WHAT IS ASKED: Scan the material below for the string "śmierci", and copy every line where it shows up.

>> Begin

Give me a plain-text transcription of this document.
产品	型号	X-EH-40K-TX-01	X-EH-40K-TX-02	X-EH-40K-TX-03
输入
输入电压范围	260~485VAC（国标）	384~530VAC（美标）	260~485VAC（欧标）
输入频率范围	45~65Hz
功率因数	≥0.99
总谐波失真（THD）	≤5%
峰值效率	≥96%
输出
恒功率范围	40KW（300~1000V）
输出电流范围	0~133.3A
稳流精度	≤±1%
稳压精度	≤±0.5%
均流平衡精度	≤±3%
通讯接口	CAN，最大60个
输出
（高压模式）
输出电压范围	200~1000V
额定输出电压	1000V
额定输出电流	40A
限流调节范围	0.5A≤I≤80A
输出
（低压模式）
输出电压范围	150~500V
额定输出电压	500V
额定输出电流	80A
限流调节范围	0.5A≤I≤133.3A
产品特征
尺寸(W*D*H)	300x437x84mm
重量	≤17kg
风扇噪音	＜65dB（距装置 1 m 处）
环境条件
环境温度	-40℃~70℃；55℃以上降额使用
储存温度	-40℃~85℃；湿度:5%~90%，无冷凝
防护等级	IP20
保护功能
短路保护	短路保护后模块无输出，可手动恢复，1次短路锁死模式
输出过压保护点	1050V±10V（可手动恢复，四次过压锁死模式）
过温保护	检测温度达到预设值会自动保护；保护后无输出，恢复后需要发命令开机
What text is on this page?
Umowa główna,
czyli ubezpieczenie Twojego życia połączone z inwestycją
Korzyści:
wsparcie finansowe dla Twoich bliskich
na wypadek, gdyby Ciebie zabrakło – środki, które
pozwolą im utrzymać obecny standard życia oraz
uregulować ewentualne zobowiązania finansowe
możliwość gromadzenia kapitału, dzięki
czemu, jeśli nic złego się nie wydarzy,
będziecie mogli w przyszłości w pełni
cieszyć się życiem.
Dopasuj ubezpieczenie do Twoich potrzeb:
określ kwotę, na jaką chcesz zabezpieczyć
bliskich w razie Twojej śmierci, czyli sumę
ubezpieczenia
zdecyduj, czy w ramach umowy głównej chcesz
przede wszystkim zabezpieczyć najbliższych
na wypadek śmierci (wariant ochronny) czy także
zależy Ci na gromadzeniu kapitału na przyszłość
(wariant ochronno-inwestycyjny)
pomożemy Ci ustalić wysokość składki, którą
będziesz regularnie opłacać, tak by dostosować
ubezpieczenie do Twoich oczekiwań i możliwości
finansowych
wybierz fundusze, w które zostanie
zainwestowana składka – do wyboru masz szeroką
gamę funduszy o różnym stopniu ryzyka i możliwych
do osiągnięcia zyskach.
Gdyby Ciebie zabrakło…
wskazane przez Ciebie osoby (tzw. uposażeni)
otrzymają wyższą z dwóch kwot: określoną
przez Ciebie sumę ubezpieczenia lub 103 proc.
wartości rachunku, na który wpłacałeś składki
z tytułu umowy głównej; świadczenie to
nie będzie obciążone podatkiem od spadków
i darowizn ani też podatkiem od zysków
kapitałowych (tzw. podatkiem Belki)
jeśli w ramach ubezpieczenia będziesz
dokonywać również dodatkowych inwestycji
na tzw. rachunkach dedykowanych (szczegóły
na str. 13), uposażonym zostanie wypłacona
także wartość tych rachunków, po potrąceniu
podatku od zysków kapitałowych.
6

>> End

SOLUTION FOR THIS TASK:
bliskich w razie Twojej śmierci, czyli sumę
na wypadek śmierci (wariant ochronny) czy także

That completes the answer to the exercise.